Leave out the pictures and copy each record below exactly.
________________
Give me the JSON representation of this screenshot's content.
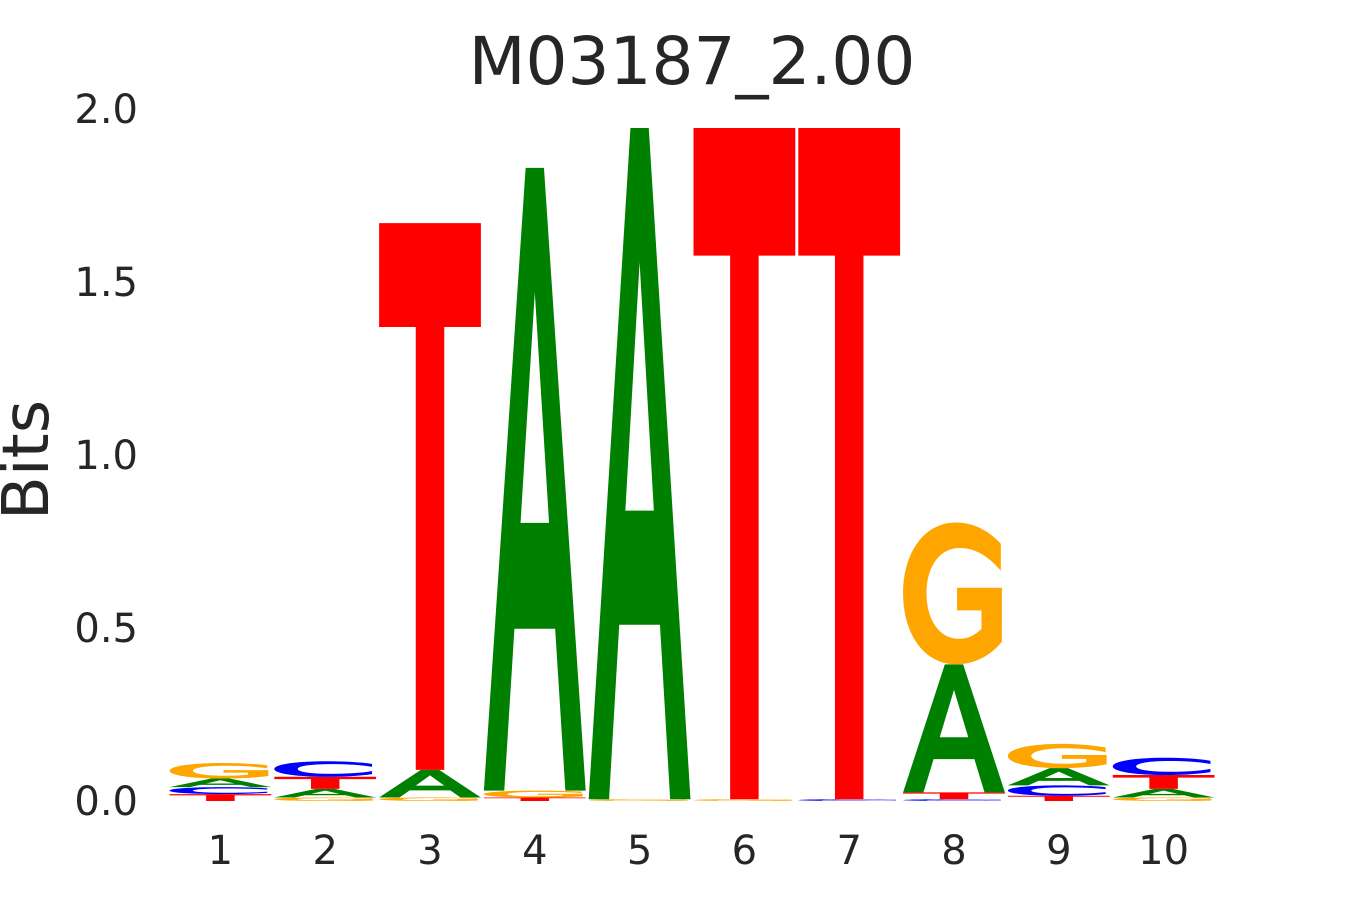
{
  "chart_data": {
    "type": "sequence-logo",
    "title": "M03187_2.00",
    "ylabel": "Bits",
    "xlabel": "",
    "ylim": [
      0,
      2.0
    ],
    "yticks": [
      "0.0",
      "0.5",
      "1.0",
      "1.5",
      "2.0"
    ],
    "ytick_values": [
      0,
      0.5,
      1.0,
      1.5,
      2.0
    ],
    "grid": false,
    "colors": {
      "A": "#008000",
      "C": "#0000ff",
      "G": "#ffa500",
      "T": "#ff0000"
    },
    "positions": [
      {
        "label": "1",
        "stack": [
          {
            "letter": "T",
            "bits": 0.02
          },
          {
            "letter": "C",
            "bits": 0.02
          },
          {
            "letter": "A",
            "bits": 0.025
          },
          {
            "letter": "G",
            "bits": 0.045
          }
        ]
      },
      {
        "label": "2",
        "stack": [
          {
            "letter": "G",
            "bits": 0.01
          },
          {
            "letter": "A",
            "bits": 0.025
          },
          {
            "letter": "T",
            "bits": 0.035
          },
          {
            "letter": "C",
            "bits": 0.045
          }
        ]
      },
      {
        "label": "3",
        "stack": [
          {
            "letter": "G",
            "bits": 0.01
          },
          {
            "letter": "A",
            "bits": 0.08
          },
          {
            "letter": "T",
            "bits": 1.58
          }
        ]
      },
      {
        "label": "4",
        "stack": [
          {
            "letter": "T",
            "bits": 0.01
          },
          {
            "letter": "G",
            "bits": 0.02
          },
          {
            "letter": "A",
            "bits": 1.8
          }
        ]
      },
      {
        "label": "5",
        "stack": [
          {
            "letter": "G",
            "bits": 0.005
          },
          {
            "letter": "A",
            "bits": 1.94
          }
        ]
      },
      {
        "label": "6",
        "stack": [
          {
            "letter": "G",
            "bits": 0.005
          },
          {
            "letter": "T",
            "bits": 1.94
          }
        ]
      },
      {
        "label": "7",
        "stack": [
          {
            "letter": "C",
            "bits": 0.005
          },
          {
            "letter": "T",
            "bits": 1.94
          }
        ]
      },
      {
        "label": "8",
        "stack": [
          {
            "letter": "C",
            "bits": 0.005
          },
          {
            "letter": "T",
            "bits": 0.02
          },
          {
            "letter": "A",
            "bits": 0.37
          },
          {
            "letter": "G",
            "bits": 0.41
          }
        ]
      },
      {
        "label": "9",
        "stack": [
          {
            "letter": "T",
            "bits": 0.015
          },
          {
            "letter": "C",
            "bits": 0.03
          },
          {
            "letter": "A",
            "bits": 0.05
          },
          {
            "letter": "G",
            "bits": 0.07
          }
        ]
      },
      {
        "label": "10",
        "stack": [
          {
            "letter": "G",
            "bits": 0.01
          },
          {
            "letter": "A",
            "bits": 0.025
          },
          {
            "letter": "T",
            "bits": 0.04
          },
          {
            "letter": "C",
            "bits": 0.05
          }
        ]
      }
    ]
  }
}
________________
▶ _Answer in full_:
Give me the JSON representation of this screenshot's content.
{
  "chart_data": {
    "type": "sequence-logo",
    "title": "M03187_2.00",
    "ylabel": "Bits",
    "xlabel": "",
    "ylim": [
      0,
      2.0
    ],
    "yticks": [
      "0.0",
      "0.5",
      "1.0",
      "1.5",
      "2.0"
    ],
    "ytick_values": [
      0,
      0.5,
      1.0,
      1.5,
      2.0
    ],
    "grid": false,
    "colors": {
      "A": "#008000",
      "C": "#0000ff",
      "G": "#ffa500",
      "T": "#ff0000"
    },
    "positions": [
      {
        "label": "1",
        "stack": [
          {
            "letter": "T",
            "bits": 0.02
          },
          {
            "letter": "C",
            "bits": 0.02
          },
          {
            "letter": "A",
            "bits": 0.025
          },
          {
            "letter": "G",
            "bits": 0.045
          }
        ]
      },
      {
        "label": "2",
        "stack": [
          {
            "letter": "G",
            "bits": 0.01
          },
          {
            "letter": "A",
            "bits": 0.025
          },
          {
            "letter": "T",
            "bits": 0.035
          },
          {
            "letter": "C",
            "bits": 0.045
          }
        ]
      },
      {
        "label": "3",
        "stack": [
          {
            "letter": "G",
            "bits": 0.01
          },
          {
            "letter": "A",
            "bits": 0.08
          },
          {
            "letter": "T",
            "bits": 1.58
          }
        ]
      },
      {
        "label": "4",
        "stack": [
          {
            "letter": "T",
            "bits": 0.01
          },
          {
            "letter": "G",
            "bits": 0.02
          },
          {
            "letter": "A",
            "bits": 1.8
          }
        ]
      },
      {
        "label": "5",
        "stack": [
          {
            "letter": "G",
            "bits": 0.005
          },
          {
            "letter": "A",
            "bits": 1.94
          }
        ]
      },
      {
        "label": "6",
        "stack": [
          {
            "letter": "G",
            "bits": 0.005
          },
          {
            "letter": "T",
            "bits": 1.94
          }
        ]
      },
      {
        "label": "7",
        "stack": [
          {
            "letter": "C",
            "bits": 0.005
          },
          {
            "letter": "T",
            "bits": 1.94
          }
        ]
      },
      {
        "label": "8",
        "stack": [
          {
            "letter": "C",
            "bits": 0.005
          },
          {
            "letter": "T",
            "bits": 0.02
          },
          {
            "letter": "A",
            "bits": 0.37
          },
          {
            "letter": "G",
            "bits": 0.41
          }
        ]
      },
      {
        "label": "9",
        "stack": [
          {
            "letter": "T",
            "bits": 0.015
          },
          {
            "letter": "C",
            "bits": 0.03
          },
          {
            "letter": "A",
            "bits": 0.05
          },
          {
            "letter": "G",
            "bits": 0.07
          }
        ]
      },
      {
        "label": "10",
        "stack": [
          {
            "letter": "G",
            "bits": 0.01
          },
          {
            "letter": "A",
            "bits": 0.025
          },
          {
            "letter": "T",
            "bits": 0.04
          },
          {
            "letter": "C",
            "bits": 0.05
          }
        ]
      }
    ]
  }
}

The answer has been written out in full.